=== Provided material ===

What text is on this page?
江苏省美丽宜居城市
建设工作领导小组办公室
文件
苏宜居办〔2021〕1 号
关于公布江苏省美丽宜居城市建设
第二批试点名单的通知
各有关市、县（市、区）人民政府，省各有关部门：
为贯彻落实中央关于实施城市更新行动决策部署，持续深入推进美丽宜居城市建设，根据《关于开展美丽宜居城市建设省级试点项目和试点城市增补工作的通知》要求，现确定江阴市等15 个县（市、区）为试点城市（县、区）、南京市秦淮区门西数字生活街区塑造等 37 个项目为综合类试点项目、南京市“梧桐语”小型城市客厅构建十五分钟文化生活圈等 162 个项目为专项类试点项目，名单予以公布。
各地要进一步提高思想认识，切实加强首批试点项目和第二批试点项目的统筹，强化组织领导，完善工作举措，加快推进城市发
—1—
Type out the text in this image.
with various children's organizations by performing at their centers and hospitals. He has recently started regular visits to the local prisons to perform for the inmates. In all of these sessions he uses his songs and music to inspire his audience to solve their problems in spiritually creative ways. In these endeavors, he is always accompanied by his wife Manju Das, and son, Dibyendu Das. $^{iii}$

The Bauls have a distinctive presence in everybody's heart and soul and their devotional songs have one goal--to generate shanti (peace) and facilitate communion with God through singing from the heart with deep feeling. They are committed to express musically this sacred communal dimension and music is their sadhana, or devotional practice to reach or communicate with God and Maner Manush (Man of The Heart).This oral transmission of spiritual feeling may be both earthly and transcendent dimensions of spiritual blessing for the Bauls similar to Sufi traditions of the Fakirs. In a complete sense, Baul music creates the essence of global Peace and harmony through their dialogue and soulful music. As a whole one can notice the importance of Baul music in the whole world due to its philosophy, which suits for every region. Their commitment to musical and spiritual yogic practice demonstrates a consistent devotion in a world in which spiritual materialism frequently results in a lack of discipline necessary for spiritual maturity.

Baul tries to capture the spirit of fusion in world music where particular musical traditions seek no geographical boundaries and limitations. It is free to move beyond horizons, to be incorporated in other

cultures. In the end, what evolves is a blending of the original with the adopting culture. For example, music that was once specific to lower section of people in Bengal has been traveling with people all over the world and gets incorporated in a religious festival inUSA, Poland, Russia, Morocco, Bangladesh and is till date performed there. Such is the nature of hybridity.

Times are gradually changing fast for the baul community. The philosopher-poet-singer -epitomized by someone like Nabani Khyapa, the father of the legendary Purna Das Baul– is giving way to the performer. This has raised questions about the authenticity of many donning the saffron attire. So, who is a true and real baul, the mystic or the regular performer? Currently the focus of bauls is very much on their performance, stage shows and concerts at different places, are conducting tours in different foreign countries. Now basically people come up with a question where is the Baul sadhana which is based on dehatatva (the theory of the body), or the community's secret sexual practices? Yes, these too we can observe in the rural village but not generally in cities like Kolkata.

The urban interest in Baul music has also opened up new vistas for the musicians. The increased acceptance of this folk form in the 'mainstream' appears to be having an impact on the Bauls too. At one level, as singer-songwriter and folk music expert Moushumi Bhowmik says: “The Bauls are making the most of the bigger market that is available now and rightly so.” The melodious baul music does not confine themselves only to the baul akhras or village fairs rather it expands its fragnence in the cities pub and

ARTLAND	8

===

Problem details: Return each full line of the entries that contains the word "incorporated".

Written answer:
Baul tries to capture the spirit of fusion in world music where particular musical traditions seek no geographical boundaries and limitations. It is free to move beyond horizons, to be incorporated in other
cultures. In the end, what evolves is a blending of the original with the adopting culture. For example, music that was once specific to lower section of people in Bengal has been traveling with people all over the world and gets incorporated in a religious festival inUSA, Poland, Russia, Morocco, Bangladesh and is till date performed there. Such is the nature of hybridity.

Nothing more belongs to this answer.